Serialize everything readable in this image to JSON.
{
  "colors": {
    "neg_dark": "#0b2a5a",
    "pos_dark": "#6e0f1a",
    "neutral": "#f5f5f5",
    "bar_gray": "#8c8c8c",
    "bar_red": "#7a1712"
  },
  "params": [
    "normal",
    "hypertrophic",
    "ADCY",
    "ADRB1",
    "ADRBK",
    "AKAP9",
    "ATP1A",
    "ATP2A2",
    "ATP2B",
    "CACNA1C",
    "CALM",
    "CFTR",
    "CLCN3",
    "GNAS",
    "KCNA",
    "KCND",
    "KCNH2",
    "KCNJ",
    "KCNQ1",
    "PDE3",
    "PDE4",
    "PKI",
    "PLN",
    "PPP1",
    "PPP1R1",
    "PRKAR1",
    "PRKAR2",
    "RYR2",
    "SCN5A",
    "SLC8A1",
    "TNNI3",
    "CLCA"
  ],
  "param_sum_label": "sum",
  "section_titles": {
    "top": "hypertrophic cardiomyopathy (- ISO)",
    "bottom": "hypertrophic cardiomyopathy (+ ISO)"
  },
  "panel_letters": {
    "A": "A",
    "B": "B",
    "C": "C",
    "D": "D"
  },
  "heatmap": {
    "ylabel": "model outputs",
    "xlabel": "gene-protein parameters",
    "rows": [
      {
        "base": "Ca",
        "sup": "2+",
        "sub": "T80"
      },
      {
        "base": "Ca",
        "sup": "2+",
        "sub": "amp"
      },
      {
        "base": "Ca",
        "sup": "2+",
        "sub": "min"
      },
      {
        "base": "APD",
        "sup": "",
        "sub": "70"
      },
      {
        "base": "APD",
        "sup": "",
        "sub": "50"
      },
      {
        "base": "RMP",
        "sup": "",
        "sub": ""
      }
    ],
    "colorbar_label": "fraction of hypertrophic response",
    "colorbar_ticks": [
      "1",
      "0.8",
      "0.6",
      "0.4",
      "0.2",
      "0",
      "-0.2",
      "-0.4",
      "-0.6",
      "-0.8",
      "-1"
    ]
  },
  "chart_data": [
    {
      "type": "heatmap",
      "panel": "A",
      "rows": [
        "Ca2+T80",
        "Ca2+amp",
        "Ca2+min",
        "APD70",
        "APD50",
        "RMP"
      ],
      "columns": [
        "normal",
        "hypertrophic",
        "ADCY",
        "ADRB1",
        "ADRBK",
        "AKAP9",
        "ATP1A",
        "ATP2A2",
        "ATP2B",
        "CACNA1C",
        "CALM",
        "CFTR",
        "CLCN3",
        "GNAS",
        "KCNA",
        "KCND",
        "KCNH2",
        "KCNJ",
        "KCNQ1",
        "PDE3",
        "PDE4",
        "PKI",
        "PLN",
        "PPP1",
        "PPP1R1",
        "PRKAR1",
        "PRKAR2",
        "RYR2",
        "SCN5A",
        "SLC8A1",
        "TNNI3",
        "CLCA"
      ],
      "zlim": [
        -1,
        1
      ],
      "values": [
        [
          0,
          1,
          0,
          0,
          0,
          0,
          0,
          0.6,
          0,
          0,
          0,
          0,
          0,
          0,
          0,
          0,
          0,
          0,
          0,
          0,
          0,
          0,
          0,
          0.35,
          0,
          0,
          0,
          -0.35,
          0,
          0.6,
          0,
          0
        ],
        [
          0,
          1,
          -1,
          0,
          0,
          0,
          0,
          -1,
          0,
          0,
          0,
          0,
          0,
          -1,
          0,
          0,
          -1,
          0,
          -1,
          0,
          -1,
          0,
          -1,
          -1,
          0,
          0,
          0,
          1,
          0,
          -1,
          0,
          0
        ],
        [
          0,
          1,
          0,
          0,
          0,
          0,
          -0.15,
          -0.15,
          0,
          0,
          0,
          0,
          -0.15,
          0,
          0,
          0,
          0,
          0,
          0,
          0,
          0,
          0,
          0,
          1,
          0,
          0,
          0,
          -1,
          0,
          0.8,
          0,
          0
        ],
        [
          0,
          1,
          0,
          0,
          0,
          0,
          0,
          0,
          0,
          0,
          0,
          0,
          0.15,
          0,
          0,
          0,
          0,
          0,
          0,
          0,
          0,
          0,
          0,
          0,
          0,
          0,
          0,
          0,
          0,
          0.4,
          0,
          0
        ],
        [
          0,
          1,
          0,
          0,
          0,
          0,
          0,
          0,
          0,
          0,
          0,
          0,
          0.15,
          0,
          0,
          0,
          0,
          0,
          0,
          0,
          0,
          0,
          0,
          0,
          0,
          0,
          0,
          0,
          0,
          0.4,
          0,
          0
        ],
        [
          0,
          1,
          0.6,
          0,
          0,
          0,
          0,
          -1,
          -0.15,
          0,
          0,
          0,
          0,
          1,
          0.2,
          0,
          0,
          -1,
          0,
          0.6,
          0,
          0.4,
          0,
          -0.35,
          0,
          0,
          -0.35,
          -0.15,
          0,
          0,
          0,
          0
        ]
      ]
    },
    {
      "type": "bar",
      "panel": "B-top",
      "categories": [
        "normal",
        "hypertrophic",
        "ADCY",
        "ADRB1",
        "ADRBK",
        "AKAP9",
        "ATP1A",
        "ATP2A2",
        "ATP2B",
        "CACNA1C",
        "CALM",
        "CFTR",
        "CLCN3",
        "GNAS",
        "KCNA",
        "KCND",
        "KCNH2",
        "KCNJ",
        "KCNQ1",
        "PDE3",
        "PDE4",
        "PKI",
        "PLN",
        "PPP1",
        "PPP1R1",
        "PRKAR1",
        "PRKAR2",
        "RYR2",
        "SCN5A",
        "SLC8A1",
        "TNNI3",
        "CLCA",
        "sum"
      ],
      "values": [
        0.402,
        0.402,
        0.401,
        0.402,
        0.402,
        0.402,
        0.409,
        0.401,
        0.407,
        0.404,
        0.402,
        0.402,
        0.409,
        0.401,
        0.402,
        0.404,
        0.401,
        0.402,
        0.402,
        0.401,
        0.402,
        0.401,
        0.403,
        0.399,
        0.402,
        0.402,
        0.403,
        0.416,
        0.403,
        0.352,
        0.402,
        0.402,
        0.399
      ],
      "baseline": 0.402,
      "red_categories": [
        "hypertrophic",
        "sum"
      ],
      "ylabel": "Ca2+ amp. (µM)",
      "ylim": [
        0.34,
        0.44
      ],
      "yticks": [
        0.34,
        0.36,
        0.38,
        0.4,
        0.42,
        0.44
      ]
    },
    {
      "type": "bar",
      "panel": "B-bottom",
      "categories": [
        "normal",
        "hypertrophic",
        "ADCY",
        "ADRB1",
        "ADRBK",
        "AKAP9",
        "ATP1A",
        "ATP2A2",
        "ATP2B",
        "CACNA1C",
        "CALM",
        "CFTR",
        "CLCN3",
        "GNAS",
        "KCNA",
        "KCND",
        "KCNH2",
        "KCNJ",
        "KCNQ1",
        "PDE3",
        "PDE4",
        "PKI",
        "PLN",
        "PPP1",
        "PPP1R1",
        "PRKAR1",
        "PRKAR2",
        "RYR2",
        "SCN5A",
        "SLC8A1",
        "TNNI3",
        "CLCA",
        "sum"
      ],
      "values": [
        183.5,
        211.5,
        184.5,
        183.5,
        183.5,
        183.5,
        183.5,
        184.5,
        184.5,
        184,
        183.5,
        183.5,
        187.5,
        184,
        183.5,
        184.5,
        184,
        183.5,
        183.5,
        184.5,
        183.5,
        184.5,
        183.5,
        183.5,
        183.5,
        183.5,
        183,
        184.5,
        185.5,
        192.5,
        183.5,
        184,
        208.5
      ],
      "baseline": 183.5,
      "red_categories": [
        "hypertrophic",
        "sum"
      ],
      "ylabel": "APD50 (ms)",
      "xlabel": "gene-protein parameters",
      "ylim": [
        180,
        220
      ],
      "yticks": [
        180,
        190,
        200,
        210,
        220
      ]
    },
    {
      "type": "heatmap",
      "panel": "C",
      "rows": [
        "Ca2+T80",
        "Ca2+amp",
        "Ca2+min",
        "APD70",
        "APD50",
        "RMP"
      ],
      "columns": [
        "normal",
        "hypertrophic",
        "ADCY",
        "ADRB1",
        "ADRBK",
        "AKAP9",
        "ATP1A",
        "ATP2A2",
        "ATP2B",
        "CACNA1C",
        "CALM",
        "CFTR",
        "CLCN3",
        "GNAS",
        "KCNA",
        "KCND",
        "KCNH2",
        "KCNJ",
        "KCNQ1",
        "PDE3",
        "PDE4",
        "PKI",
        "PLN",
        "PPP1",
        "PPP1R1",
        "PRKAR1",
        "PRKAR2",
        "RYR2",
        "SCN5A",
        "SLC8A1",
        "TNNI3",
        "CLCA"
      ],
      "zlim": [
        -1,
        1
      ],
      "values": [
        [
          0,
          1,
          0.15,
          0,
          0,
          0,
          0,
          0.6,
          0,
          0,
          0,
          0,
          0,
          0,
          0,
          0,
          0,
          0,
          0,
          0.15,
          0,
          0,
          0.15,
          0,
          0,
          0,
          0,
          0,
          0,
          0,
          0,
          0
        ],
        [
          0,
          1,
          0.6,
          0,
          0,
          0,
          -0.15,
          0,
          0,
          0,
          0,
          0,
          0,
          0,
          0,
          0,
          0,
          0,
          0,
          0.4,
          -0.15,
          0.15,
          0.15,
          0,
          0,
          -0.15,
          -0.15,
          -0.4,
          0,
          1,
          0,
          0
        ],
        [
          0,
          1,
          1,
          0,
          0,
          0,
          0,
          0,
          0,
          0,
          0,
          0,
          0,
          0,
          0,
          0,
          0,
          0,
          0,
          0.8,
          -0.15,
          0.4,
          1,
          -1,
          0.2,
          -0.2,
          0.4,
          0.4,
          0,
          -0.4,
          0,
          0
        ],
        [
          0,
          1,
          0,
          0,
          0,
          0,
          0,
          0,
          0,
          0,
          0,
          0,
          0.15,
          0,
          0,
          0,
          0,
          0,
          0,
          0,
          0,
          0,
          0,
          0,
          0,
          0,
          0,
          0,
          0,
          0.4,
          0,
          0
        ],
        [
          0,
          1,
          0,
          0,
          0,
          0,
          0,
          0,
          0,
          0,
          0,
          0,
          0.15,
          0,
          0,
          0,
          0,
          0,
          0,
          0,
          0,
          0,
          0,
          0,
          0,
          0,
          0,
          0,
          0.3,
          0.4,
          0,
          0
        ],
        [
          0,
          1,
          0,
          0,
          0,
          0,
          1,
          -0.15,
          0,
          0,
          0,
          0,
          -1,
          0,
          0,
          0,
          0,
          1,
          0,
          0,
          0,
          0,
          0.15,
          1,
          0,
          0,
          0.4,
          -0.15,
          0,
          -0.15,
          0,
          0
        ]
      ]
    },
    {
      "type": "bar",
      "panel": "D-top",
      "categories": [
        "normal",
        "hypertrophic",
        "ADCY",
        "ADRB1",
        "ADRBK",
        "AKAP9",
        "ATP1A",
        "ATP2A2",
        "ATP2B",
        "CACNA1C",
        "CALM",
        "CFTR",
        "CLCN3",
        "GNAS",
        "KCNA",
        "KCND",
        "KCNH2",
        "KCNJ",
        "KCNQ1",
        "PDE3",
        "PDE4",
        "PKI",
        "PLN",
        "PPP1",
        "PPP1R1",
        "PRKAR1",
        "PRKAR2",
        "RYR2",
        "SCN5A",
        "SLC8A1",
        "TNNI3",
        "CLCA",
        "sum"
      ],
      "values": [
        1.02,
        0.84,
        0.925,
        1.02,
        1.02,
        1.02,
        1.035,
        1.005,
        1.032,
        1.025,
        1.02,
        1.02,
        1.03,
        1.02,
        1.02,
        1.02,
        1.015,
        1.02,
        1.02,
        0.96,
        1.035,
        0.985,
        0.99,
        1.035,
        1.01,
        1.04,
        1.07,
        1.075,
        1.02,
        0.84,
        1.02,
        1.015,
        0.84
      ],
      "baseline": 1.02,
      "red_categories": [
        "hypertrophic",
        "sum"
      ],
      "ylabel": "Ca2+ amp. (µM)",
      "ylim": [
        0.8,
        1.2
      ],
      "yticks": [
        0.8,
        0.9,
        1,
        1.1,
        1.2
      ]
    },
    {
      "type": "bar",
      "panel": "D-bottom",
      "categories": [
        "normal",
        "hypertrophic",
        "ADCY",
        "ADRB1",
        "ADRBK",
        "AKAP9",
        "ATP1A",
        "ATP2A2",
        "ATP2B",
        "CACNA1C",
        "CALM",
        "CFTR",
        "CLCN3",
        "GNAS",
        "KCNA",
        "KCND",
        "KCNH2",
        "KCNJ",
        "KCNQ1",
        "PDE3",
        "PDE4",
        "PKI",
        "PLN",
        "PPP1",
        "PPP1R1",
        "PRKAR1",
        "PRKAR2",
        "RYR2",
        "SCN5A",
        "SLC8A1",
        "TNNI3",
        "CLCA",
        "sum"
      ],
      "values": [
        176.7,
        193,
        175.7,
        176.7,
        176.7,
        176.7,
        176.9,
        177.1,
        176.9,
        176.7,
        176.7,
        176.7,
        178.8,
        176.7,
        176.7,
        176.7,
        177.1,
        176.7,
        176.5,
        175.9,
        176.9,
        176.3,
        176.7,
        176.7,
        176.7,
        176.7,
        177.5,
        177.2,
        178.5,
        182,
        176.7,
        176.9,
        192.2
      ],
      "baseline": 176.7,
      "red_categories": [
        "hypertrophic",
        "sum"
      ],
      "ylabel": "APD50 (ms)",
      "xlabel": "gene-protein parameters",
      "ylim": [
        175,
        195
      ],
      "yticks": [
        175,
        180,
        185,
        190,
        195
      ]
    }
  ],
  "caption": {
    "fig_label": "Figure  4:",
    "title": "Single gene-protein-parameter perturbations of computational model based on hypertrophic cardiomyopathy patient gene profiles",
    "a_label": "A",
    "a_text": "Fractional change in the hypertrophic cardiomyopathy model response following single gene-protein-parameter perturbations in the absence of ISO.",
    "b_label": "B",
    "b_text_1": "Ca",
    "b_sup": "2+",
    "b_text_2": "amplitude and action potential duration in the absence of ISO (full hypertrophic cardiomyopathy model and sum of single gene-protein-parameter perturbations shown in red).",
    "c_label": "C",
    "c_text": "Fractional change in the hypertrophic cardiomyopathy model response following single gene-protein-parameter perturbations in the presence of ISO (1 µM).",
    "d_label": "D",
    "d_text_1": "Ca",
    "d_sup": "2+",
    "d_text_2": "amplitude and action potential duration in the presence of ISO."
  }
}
· · · · ·
- _WORK INSTRUCTIONS_:
In the entries above, tally the lines that include the string "following". Give the figure only.

- _PROBLEM SOLUTION_:
2